REQUIRED WORK → Write the material out again in full, word for word. Do not include the pictures.

RECORDS →
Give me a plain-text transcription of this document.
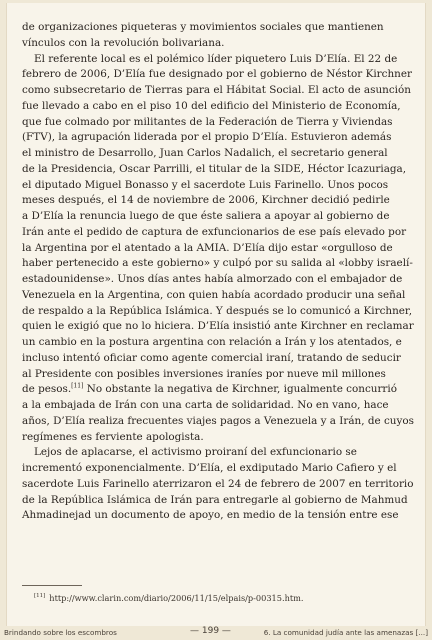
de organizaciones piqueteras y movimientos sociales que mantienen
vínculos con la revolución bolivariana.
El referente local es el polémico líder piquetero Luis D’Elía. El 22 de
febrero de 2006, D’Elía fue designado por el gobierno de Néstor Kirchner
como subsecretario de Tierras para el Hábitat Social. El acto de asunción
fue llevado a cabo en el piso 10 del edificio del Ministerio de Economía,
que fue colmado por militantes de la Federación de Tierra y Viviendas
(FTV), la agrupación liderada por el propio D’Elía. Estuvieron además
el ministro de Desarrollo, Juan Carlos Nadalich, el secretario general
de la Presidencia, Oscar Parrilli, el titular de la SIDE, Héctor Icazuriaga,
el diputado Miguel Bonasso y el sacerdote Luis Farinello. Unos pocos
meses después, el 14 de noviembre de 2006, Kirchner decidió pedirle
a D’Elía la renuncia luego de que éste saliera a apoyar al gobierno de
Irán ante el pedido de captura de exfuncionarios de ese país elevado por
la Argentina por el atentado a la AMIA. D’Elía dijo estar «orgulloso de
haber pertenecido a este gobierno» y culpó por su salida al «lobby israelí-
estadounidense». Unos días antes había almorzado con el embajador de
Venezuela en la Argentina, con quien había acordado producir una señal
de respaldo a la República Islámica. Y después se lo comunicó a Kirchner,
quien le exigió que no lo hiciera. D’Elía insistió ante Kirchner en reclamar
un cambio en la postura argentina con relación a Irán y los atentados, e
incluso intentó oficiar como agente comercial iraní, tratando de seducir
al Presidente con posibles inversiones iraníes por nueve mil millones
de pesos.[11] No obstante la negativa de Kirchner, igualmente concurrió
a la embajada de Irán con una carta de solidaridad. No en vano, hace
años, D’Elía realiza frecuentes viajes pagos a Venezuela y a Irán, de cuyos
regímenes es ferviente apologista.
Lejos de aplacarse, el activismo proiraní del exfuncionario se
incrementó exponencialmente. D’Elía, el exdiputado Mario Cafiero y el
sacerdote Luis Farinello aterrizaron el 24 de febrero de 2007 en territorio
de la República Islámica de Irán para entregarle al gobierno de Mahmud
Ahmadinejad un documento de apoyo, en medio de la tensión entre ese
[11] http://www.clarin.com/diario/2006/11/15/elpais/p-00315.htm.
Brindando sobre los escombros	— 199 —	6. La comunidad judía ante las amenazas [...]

PROBLEM SOLUTION →
Give me a plain-text transcription of this document.
de organizaciones piqueteras y movimientos sociales que mantienen
vínculos con la revolución bolivariana.
El referente local es el polémico líder piquetero Luis D’Elía. El 22 de
febrero de 2006, D’Elía fue designado por el gobierno de Néstor Kirchner
como subsecretario de Tierras para el Hábitat Social. El acto de asunción
fue llevado a cabo en el piso 10 del edificio del Ministerio de Economía,
que fue colmado por militantes de la Federación de Tierra y Viviendas
(FTV), la agrupación liderada por el propio D’Elía. Estuvieron además
el ministro de Desarrollo, Juan Carlos Nadalich, el secretario general
de la Presidencia, Oscar Parrilli, el titular de la SIDE, Héctor Icazuriaga,
el diputado Miguel Bonasso y el sacerdote Luis Farinello. Unos pocos
meses después, el 14 de noviembre de 2006, Kirchner decidió pedirle
a D’Elía la renuncia luego de que éste saliera a apoyar al gobierno de
Irán ante el pedido de captura de exfuncionarios de ese país elevado por
la Argentina por el atentado a la AMIA. D’Elía dijo estar «orgulloso de
haber pertenecido a este gobierno» y culpó por su salida al «lobby israelí-
estadounidense». Unos días antes había almorzado con el embajador de
Venezuela en la Argentina, con quien había acordado producir una señal
de respaldo a la República Islámica. Y después se lo comunicó a Kirchner,
quien le exigió que no lo hiciera. D’Elía insistió ante Kirchner en reclamar
un cambio en la postura argentina con relación a Irán y los atentados, e
incluso intentó oficiar como agente comercial iraní, tratando de seducir
al Presidente con posibles inversiones iraníes por nueve mil millones
de pesos.[11] No obstante la negativa de Kirchner, igualmente concurrió
a la embajada de Irán con una carta de solidaridad. No en vano, hace
años, D’Elía realiza frecuentes viajes pagos a Venezuela y a Irán, de cuyos
regímenes es ferviente apologista.
Lejos de aplacarse, el activismo proiraní del exfuncionario se
incrementó exponencialmente. D’Elía, el exdiputado Mario Cafiero y el
sacerdote Luis Farinello aterrizaron el 24 de febrero de 2007 en territorio
de la República Islámica de Irán para entregarle al gobierno de Mahmud
Ahmadinejad un documento de apoyo, en medio de la tensión entre ese
[11] http://www.clarin.com/diario/2006/11/15/elpais/p-00315.htm.
Brindando sobre los escombros	— 199 —	6. La comunidad judía ante las amenazas [...]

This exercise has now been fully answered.